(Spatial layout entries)
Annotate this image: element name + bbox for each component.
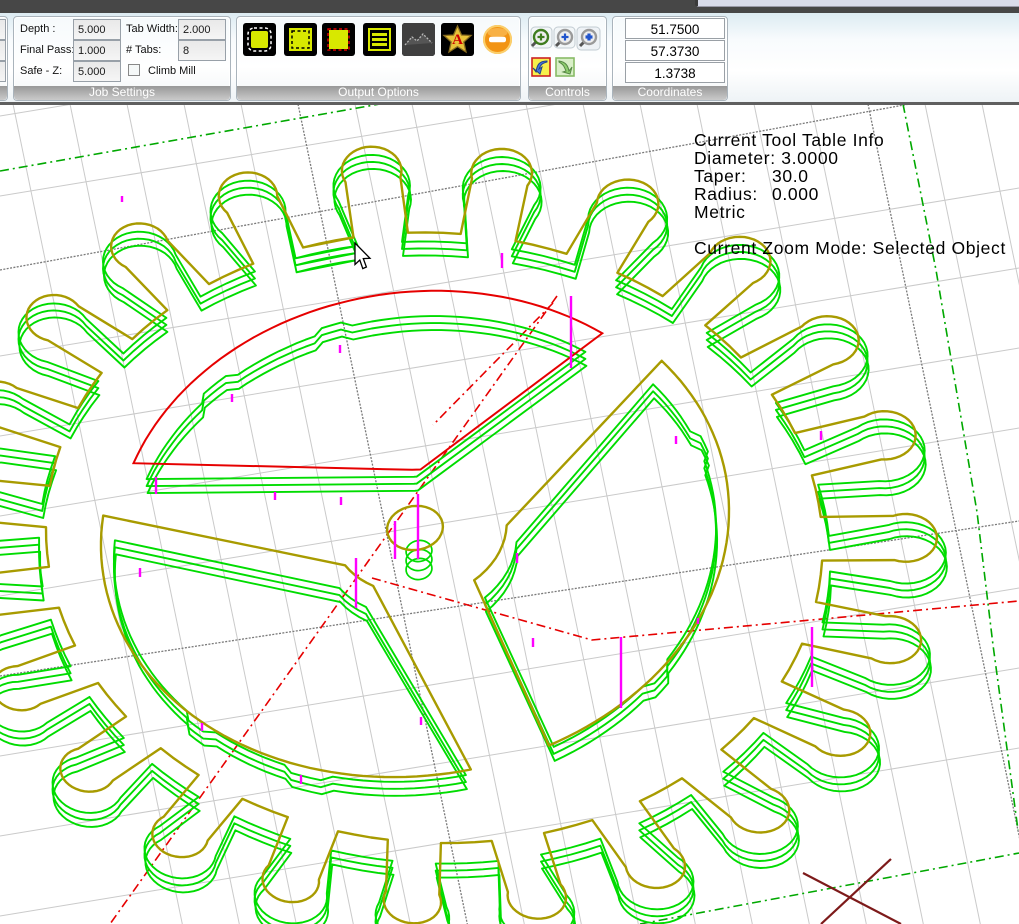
svg-text:Metric: Metric <box>694 202 746 222</box>
svg-text:Current Tool Table Info: Current Tool Table Info <box>694 130 884 150</box>
svg-text:Current Zoom Mode: Selected Ob: Current Zoom Mode: Selected Object <box>694 238 1006 258</box>
svg-text:Diameter: 3.0000: Diameter: 3.0000 <box>694 148 839 168</box>
svg-text:Taper:: Taper: <box>694 166 747 186</box>
svg-text:30.0: 30.0 <box>772 166 809 186</box>
svg-text:0.000: 0.000 <box>772 184 819 204</box>
svg-text:A: A <box>452 32 463 48</box>
svg-text:Radius:: Radius: <box>694 184 758 204</box>
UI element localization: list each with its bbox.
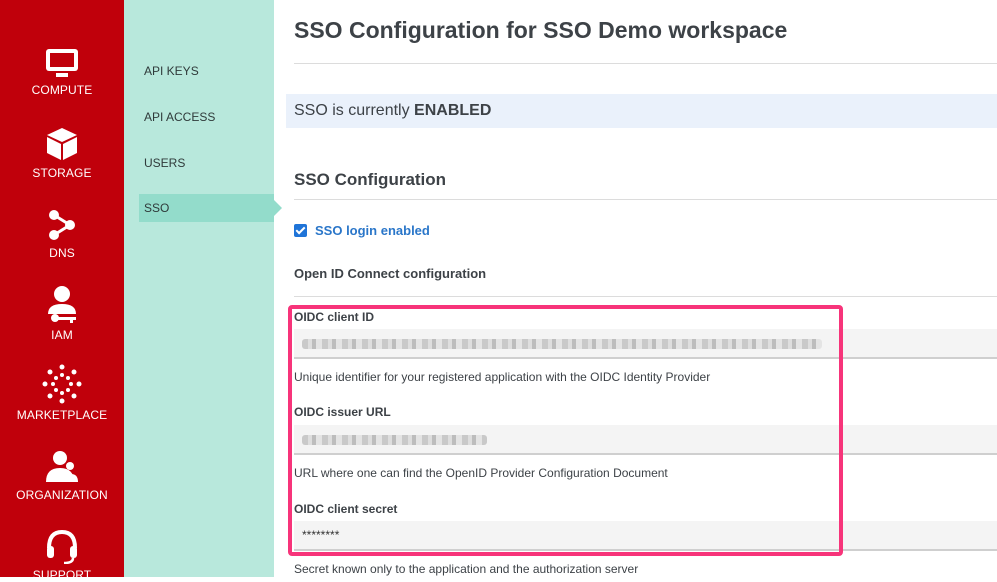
nav-item-marketplace[interactable]: MARKETPLACE: [0, 364, 124, 422]
divider: [294, 199, 997, 200]
nav-item-support[interactable]: SUPPORT: [0, 528, 124, 582]
redacted-value: [302, 435, 487, 445]
users-icon: [46, 451, 78, 482]
main-nav: COMPUTE STORAGE DNS IAM MARKETPLACE ORGA…: [0, 0, 124, 582]
network-icon: [49, 210, 75, 240]
nav-label: DNS: [49, 246, 75, 260]
oidc-issuer-url-label: OIDC issuer URL: [294, 405, 391, 419]
oidc-issuer-url-field[interactable]: [294, 425, 997, 455]
oidc-client-id-help: Unique identifier for your registered ap…: [294, 370, 711, 384]
nav-item-organization[interactable]: ORGANIZATION: [0, 450, 124, 502]
sso-login-enabled-checkbox[interactable]: [294, 224, 307, 237]
main-content: SSO Configuration for SSO Demo workspace…: [274, 0, 997, 577]
status-prefix: SSO is currently: [294, 102, 410, 119]
oidc-client-secret-field[interactable]: ********: [294, 521, 997, 551]
nav-label: ORGANIZATION: [16, 488, 108, 502]
headset-icon: [47, 529, 77, 564]
status-value: ENABLED: [414, 102, 492, 119]
page-title: SSO Configuration for SSO Demo workspace: [294, 17, 788, 43]
section-title: SSO Configuration: [294, 170, 447, 189]
nav-item-iam[interactable]: IAM: [0, 284, 124, 342]
subnav-item-users[interactable]: USERS: [144, 156, 185, 170]
user-key-icon: [48, 286, 76, 323]
cube-icon: [47, 128, 77, 160]
oidc-client-secret-help: Secret known only to the application and…: [294, 562, 639, 576]
sso-status-banner: SSO is currently ENABLED: [286, 94, 997, 128]
oidc-issuer-url-help: URL where one can find the OpenID Provid…: [294, 466, 668, 480]
redacted-value: [302, 339, 822, 349]
nav-label: COMPUTE: [31, 83, 93, 97]
nav-label: IAM: [51, 328, 73, 342]
oidc-client-secret-label: OIDC client secret: [294, 502, 398, 516]
nav-item-dns[interactable]: DNS: [0, 208, 124, 260]
nav-item-storage[interactable]: STORAGE: [0, 126, 124, 180]
marketplace-dots-icon: [42, 364, 82, 404]
subnav-item-api-keys[interactable]: API KEYS: [144, 64, 199, 78]
subnav-item-api-access[interactable]: API ACCESS: [144, 110, 215, 124]
sub-nav: API KEYS API ACCESS USERS SSO: [124, 0, 282, 577]
subnav-item-sso[interactable]: SSO: [139, 194, 282, 222]
nav-label: MARKETPLACE: [16, 408, 108, 422]
nav-label: SUPPORT: [32, 568, 92, 582]
divider: [294, 296, 997, 297]
oidc-heading: Open ID Connect configuration: [294, 266, 487, 281]
oidc-client-id-field[interactable]: [294, 329, 997, 359]
monitor-icon: [46, 49, 78, 77]
nav-label: STORAGE: [32, 166, 92, 180]
oidc-client-id-label: OIDC client ID: [294, 310, 375, 324]
sso-login-enabled-label[interactable]: SSO login enabled: [315, 223, 430, 238]
nav-item-compute[interactable]: COMPUTE: [0, 47, 124, 97]
sso-login-enabled-row[interactable]: SSO login enabled: [294, 223, 430, 238]
divider: [294, 63, 997, 64]
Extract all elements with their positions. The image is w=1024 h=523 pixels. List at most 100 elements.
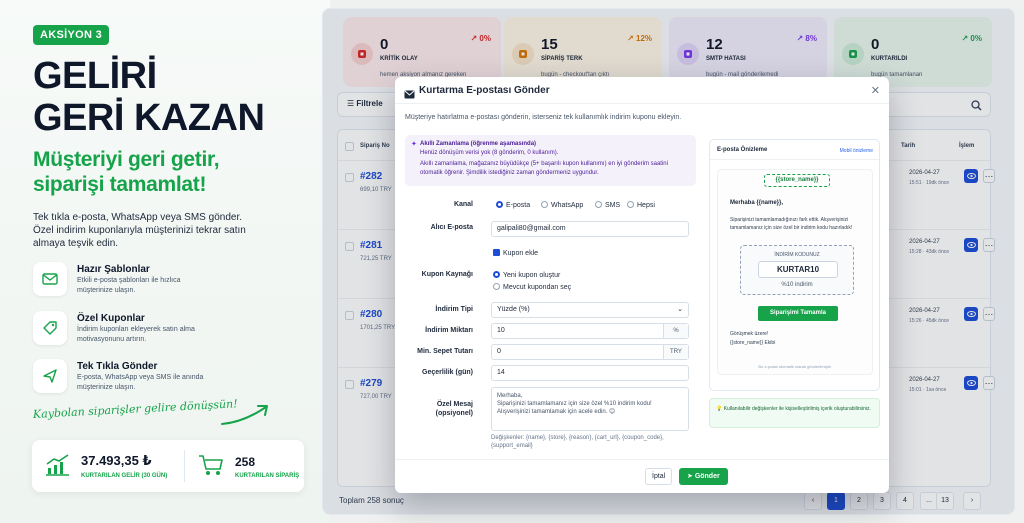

» **WORK INSTRUCTIONS**: Output every line from the one containing "svg-text:Metric: Metric <box>694" down to the one containing "svg-text:30.0: 30.0 <box>772", both included, as a JSON list of strings with one string per line and blank lines omitted.

» **COMPLETE RESPONSE**:
[
  "svg-text:Metric: Metric <box>694 202 746 222</box>",
  "svg-text:Current Tool Table Info: Current Tool Table Info <box>694 130 884 150</box>",
  "svg-text:Current Zoom Mode: Selected Ob: Current Zoom Mode: Selected Object <box>694 238 1006 258</box>",
  "svg-text:Diameter: 3.0000: Diameter: 3.0000 <box>694 148 839 168</box>",
  "svg-text:Taper:: Taper: <box>694 166 747 186</box>",
  "svg-text:30.0: 30.0 <box>772 166 809 186</box>"
]